Stated goal →
Look through the material below for "Custom". Copy every line that contains it.

** Start **

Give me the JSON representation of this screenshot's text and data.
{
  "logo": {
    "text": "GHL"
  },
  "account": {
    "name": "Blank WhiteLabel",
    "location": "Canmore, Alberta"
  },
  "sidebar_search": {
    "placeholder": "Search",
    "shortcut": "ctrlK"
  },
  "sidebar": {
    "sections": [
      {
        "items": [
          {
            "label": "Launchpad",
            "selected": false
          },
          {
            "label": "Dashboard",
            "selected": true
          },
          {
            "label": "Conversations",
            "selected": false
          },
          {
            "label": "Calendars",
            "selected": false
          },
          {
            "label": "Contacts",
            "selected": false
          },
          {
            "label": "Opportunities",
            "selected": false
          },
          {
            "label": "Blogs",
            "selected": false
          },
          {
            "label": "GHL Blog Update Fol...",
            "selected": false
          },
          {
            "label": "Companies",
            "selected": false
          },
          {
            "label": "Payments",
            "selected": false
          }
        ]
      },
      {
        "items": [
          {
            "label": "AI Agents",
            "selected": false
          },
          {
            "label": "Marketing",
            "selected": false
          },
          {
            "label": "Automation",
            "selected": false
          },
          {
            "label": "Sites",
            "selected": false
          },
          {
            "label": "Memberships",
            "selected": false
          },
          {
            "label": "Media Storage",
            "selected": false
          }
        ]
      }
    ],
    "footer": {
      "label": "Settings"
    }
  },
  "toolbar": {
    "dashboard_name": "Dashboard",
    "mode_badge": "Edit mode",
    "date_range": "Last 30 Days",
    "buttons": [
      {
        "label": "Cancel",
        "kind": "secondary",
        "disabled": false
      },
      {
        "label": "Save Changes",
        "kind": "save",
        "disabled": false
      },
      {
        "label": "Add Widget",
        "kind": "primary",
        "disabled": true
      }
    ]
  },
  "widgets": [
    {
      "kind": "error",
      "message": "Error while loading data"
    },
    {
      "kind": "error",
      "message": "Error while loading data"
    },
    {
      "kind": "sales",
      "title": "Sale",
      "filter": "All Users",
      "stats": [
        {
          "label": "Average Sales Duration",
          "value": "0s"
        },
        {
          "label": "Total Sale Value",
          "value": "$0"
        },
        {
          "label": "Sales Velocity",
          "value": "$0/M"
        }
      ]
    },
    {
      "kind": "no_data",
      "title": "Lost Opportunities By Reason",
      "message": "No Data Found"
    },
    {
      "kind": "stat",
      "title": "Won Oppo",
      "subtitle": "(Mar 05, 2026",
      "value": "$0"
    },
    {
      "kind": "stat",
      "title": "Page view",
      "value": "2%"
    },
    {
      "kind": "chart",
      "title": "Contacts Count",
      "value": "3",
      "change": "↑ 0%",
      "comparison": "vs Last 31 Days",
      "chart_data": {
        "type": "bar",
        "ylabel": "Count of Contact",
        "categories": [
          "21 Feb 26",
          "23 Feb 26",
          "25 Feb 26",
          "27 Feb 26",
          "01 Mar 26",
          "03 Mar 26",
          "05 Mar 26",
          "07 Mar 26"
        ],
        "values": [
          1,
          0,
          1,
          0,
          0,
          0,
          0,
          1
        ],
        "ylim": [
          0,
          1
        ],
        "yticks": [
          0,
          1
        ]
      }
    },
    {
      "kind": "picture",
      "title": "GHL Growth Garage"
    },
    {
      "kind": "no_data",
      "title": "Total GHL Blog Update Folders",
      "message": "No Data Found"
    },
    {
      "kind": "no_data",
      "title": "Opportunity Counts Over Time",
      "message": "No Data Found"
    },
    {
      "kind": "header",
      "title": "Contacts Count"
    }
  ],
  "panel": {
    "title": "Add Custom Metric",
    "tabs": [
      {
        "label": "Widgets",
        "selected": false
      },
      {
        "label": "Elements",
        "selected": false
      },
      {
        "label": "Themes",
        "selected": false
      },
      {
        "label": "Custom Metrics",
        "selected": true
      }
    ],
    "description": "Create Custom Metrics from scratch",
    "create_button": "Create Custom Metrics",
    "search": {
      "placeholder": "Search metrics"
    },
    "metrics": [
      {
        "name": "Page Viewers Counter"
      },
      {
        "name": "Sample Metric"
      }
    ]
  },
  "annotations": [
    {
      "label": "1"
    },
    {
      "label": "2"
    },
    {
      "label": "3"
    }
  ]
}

** End **

Final result →
    "title": "Add Custom Metric",
        "label": "Custom Metrics",
    "description": "Create Custom Metrics from scratch",
    "create_button": "Create Custom Metrics",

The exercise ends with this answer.